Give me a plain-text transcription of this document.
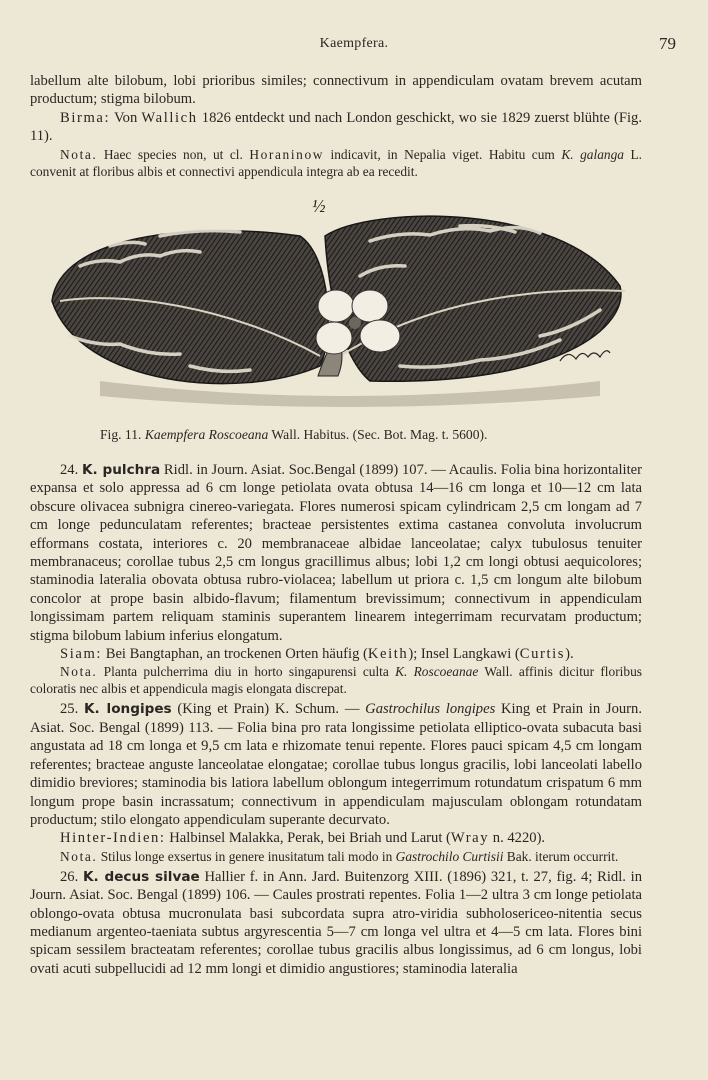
Kaempfera.	79

labellum alte bilobum, lobi prioribus similes; connectivum in appendiculam ovatam brevem acutam productum; stigma bilobum.

Birma: Von Wallich 1826 entdeckt und nach London geschickt, wo sie 1829 zuerst blühte (Fig. 11).

Nota. Haec species non, ut cl. Horaninow indicavit, in Nepalia viget. Habitu cum K. galanga L. convenit at floribus albis et connectivi appendicula integra ab ea recedit.

½
Fig. 11. Kaempfera Roscoeana Wall. Habitus. (Sec. Bot. Mag. t. 5600).

24. K. pulchra Ridl. in Journ. Asiat. Soc.Bengal (1899) 107. — Acaulis. Folia bina horizontaliter expansa et solo appressa ad 6 cm longe petiolata ovata obtusa 14—16 cm longa et 10—12 cm lata obscure olivacea subnigra cinereo-variegata. Flores numerosi spicam cylindricam 2,5 cm longam ad 7 cm longe pedunculatam referentes; bracteae persistentes extima castanea convoluta involucrum efformans costata, interiores c. 20 membranaceae albidae lanceolatae; calyx tubulosus tenuiter membranaceus; corollae tubus 2,5 cm longus gracillimus albus; lobi 1,2 cm longi obtusi aequicolores; staminodia lateralia obovata obtusa rubro-violacea; labellum ut priora c. 1,5 cm longum alte bilobum concolor at prope basin albido-flavum; filamentum brevissimum; connectivum in appendiculam longissimam partem reliquam staminis superantem linearem integerrimam recurvatam productum; stigma bilobum labium inferius elongatum.

Siam: Bei Bangtaphan, an trockenen Orten häufig (Keith); Insel Langkawi (Curtis).

Nota. Planta pulcherrima diu in horto singapurensi culta K. Roscoeanae Wall. affinis dicitur floribus coloratis nec albis et appendicula magis elongata discrepat.

25. K. longipes (King et Prain) K. Schum. — Gastrochilus longipes King et Prain in Journ. Asiat. Soc. Bengal (1899) 113. — Folia bina pro rata longissime petiolata elliptico-ovata subacuta basi angustata ad 18 cm longa et 9,5 cm lata e rhizomate tenui repente. Flores pauci spicam 4,5 cm longam referentes; bracteae anguste lanceolatae elongatae; corollae tubus longus gracilis, lobi lanceolati labello dimidio breviores; staminodia bis latiora labellum oblongum integerrimum rotundatum crispatum 6 mm longum prope basin incrassatum; connectivum in appendiculam majusculam oblongam rotundatam productum; stilo elongato appendiculam superante decurvato.

Hinter-Indien: Halbinsel Malakka, Perak, bei Briah und Larut (Wray n. 4220).

Nota. Stilus longe exsertus in genere inusitatum tali modo in Gastrochilo Curtisii Bak. iterum occurrit.

26. K. decus silvae Hallier f. in Ann. Jard. Buitenzorg XIII. (1896) 321, t. 27, fig. 4; Ridl. in Journ. Asiat. Soc. Bengal (1899) 106. — Caules prostrati repentes. Folia 1—2 ultra 3 cm longe petiolata oblongo-ovata obtusa mucronulata basi subcordata supra atro-viridia subholosericeo-nitentia secus medianum argenteo-taeniata subtus argyrescentia 5—7 cm longa vel ultra et 4—5 cm lata. Flores bini spicam sessilem bracteatam referentes; corollae tubus gracilis albus longissimus, ad 6 cm longus, lobi ovati acuti subpellucidi ad 12 mm longi et dimidio angustiores; staminodia lateralia
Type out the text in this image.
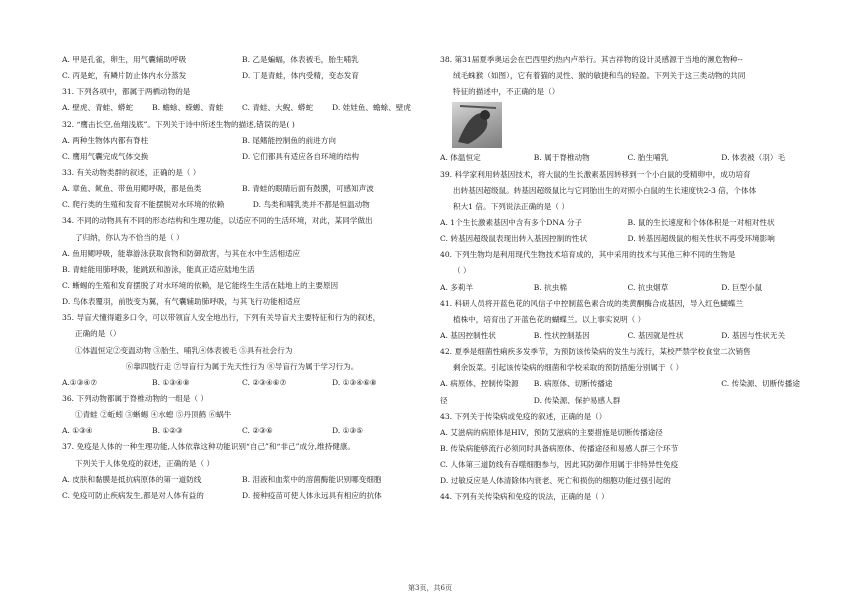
A. 甲是孔雀，卵生，用气囊辅助呼吸	B. 乙是蝙蝠，体表被毛，胎生哺乳
C. 丙是蛇，有鳞片防止体内水分蒸发	D. 丁是青蛙，体内受精，变态发育
31. 下列各项中，都属于两栖动物的是
A. 壁虎、青蛙、蟒蛇	B. 蟾蜍、蝾螈、青蛙	C. 青蛙、大鲵、蟒蛇	D. 娃娃鱼、蟾蜍、壁虎
32. “鹰击长空,鱼翔浅底”。下列关于诗中所述生物的描述,错误的是( )
A. 两种生物体内都有脊柱	B. 尾鳍能控制鱼的前进方向
C. 鹰用气囊完成气体交换	D. 它们都具有适应各自环境的结构
33. 有关动物类群的叙述，正确的是（ ）
A. 章鱼、鱿鱼、带鱼用鳃呼吸，都是鱼类	B. 青蛙的眼睛后面有鼓膜，可感知声波
C. 爬行类的生殖和发育不能摆脱对水环境的依赖	D. 鸟类和哺乳类并不都是恒温动物
34. 不同的动物具有不同的形态结构和生理功能，以适应不同的生活环境，对此，某同学做出
了归纳，你认为不恰当的是（ ）
A. 鱼用鳃呼吸，能靠游泳获取食物和防御敌害，与其在水中生活相适应
B. 青蛙能用肺呼吸，能跳跃和游泳，能真正适应陆地生活
C. 蜥蜴的生殖和发育摆脱了对水环境的依赖，是它能终生生活在陆地上的主要原因
D. 鸟体表覆羽，前肢变为翼，有气囊辅助肺呼吸，与其飞行功能相适应
35. 导盲犬懂得避多口令，可以带领盲人安全地出行，下列有关导盲犬主要特征和行为的叙述，
正确的是（）
①体温恒定②变温动物 ③胎生、哺乳④体表被毛 ⑤具有社会行为
⑥靠四肢行走 ⑦导盲行为属于先天性行为 ⑧导盲行为属于学习行为。
A.①③④⑦	B. ①③④⑧	C. ②③④⑥⑦	D. ①③④⑥⑧
36. 下列动物都属于脊椎动物的一组是（ ）
①青蛙 ②蚯蚓 ③蜥蜴 ④水螅 ⑤丹顶鹤 ⑥蜗牛
A. ①③④	B. ①②③	C. ②③⑥	D. ①③⑤
37. 免疫是人体的一种生理功能,人体依靠这种功能识别“自己”和“非己”成分,维持健康。
下列关于人体免疫的叙述，正确的是（ ）
A. 皮肤和黏膜是抵抗病原体的第一道防线	B. 泪液和血浆中的溶菌酶能识别哪变细胞
C. 免疫可防止疾病发生,都是对人体有益的	D. 接种疫苗可使人体永远具有相应的抗体
38. 第31届夏季奥运会在巴西里约热内卢举行。其吉祥物的设计灵感源于当地的濒危物种--
绒毛蛛猴（如图），它有着猫的灵性、猴的敏捷和鸟的轻盈。下列关于这三类动物的共同
特征的描述中，不正确的是（）
A. 体温恒定	B. 属于脊椎动物	C. 胎生哺乳	D. 体表被（羽）毛
39. 科学家利用转基因技术，将大鼠的生长激素基因转移到一个小白鼠的受精卵中，成功培育
出转基因超级鼠。转基因超级鼠比与它同胎出生的对照小白鼠的生长速度快2-3 倍，个体体
积大1 倍。下列说法正确的是（ ）
A. 1个生长激素基因中含有多个DNA 分子	B. 鼠的生长速度和个体体积是一对相对性状
C. 转基因超级鼠表现出转入基因控制的性状	D. 转基因超级鼠的相关性状不再受环境影响
40. 下列生物均是利用现代生物技术培育成的，其中采用的技术与其他三种不同的生物是
（ ）
A. 多莉羊	B. 抗虫棉	C. 抗虫烟草	D. 巨型小鼠
41. 科研人员将开蓝色花的风信子中控制蓝色素合成的类黄酮酶合成基因，导入红色蝴蝶兰
植株中，培育出了开蓝色花的蝴蝶兰。以上事实说明（ ）
A. 基因控制性状	B. 性状控制基因	C. 基因就是性状	D. 基因与性状无关
42. 夏季是细菌性痢疾多发季节，为预防该传染病的发生与流行，某校严禁学校食堂二次销售
剩余饭菜。引起该传染病的细菌和学校采取的预防措施分别属于（ ）
A. 病原体、控制传染源	B. 病原体、切断传播途	C. 传染源、切断传播途
径	D. 传染源、保护易感人群
43. 下列关于传染病或免疫的叙述，正确的是（）
A. 艾滋病的病原体是HIV，预防艾滋病的主要措施是切断传播途径
B. 传染病能够流行必须同时具备病原体、传播途径和易感人群三个环节
C. 人体第三道防线有吞噬细胞参与，因此其防御作用属于非特异性免疫
D. 过敏反应是人体清除体内衰老、死亡和损伤的细胞功能过强引起的
44. 下列有关传染病和免疫的说法，正确的是（ ）
第3页，共6页
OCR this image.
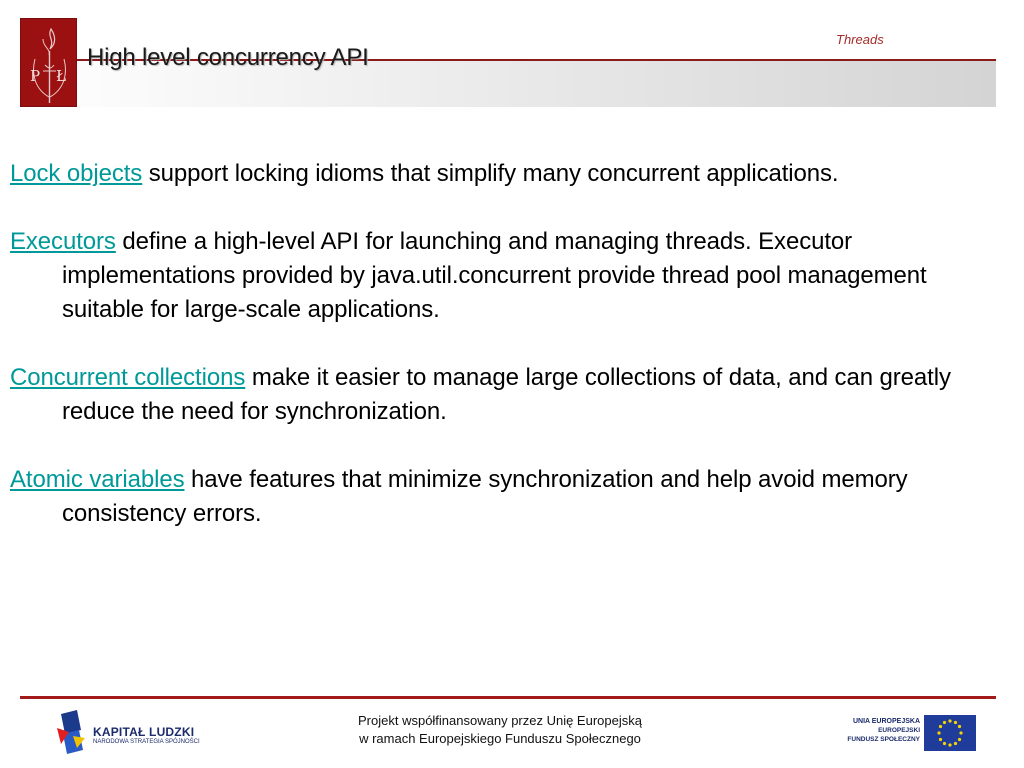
P Ł
High level concurrency API
Threads

Lock objects support locking idioms that simplify many concurrent applications.

Executors define a high-level API for launching and managing threads. Executor implementations provided by java.util.concurrent provide thread pool management suitable for large-scale applications.

Concurrent collections make it easier to manage large collections of data, and can greatly reduce the need for synchronization.

Atomic variables have features that minimize synchronization and help avoid memory consistency errors.

KAPITAŁ LUDZKI
NARODOWA STRATEGIA SPÓJNOŚCI
Projekt współfinansowany przez Unię Europejską
w ramach Europejskiego Funduszu Społecznego
UNIA EUROPEJSKA
EUROPEJSKI
FUNDUSZ SPOŁECZNY
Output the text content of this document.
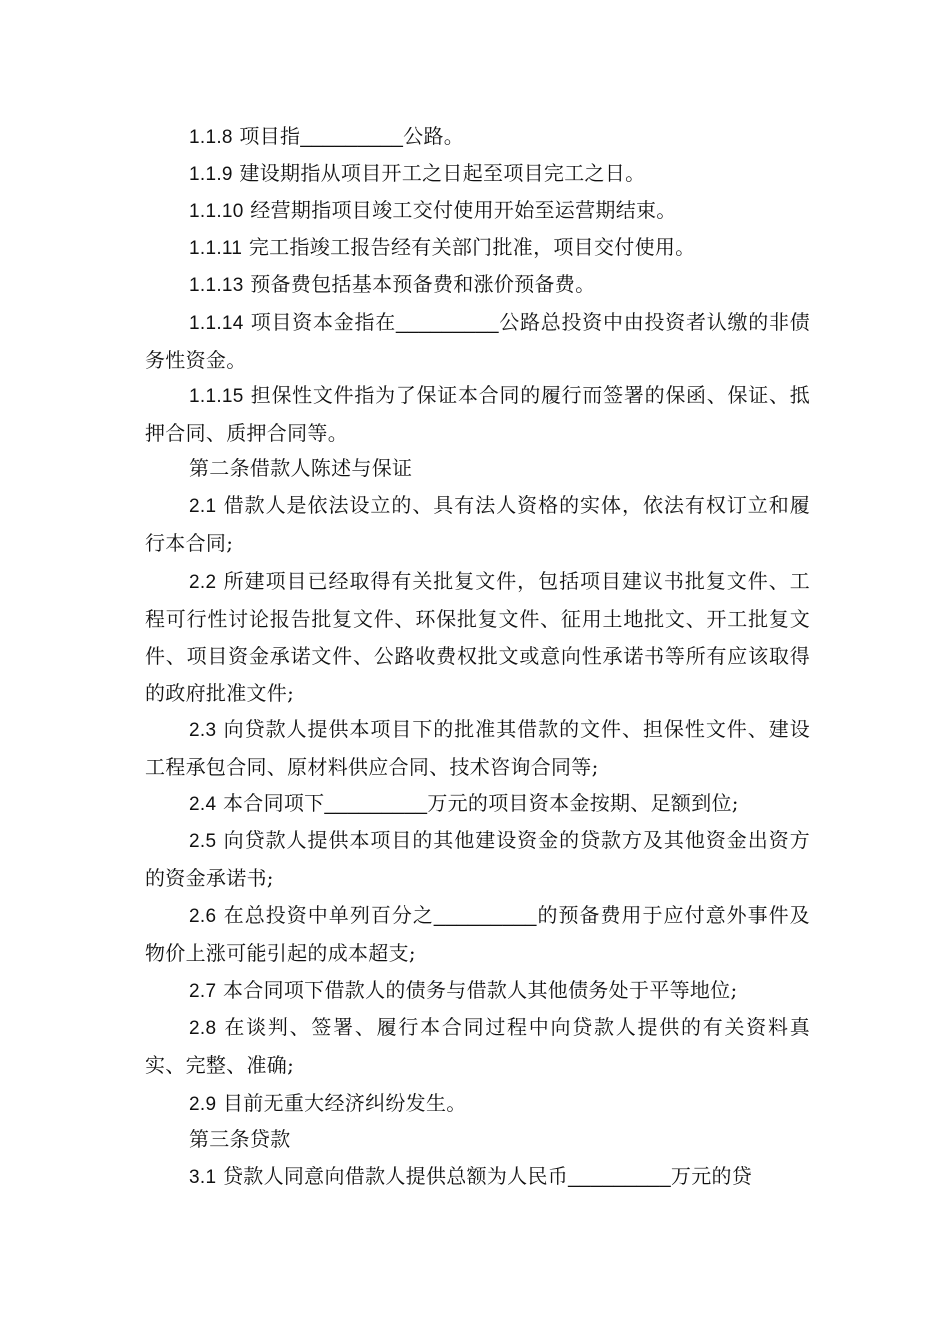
1.1.8 项目指_________公路。

1.1.9 建设期指从项目开工之日起至项目完工之日。

1.1.10 经营期指项目竣工交付使用开始至运营期结束。

1.1.11 完工指竣工报告经有关部门批准，项目交付使用。

1.1.13 预备费包括基本预备费和涨价预备费。

1.1.14 项目资本金指在_________公路总投资中由投资者认缴的非债务性资金。

1.1.15 担保性文件指为了保证本合同的履行而签署的保函、保证、抵押合同、质押合同等。

第二条借款人陈述与保证

2.1 借款人是依法设立的、具有法人资格的实体，依法有权订立和履行本合同;

2.2 所建项目已经取得有关批复文件，包括项目建议书批复文件、工程可行性讨论报告批复文件、环保批复文件、征用土地批文、开工批复文件、项目资金承诺文件、公路收费权批文或意向性承诺书等所有应该取得的政府批准文件;

2.3 向贷款人提供本项目下的批准其借款的文件、担保性文件、建设工程承包合同、原材料供应合同、技术咨询合同等;

2.4 本合同项下_________万元的项目资本金按期、足额到位;

2.5 向贷款人提供本项目的其他建设资金的贷款方及其他资金出资方的资金承诺书;

2.6 在总投资中单列百分之_________的预备费用于应付意外事件及物价上涨可能引起的成本超支;

2.7 本合同项下借款人的债务与借款人其他债务处于平等地位;

2.8 在谈判、签署、履行本合同过程中向贷款人提供的有关资料真实、完整、准确;

2.9 目前无重大经济纠纷发生。

第三条贷款

3.1 贷款人同意向借款人提供总额为人民币_________万元的贷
━━━━━━━━━━━━━━━━
## Aim of the exercise
Gather all lines where the word "image" appears.

## Reply
Type out the text in this image.
OCR this image.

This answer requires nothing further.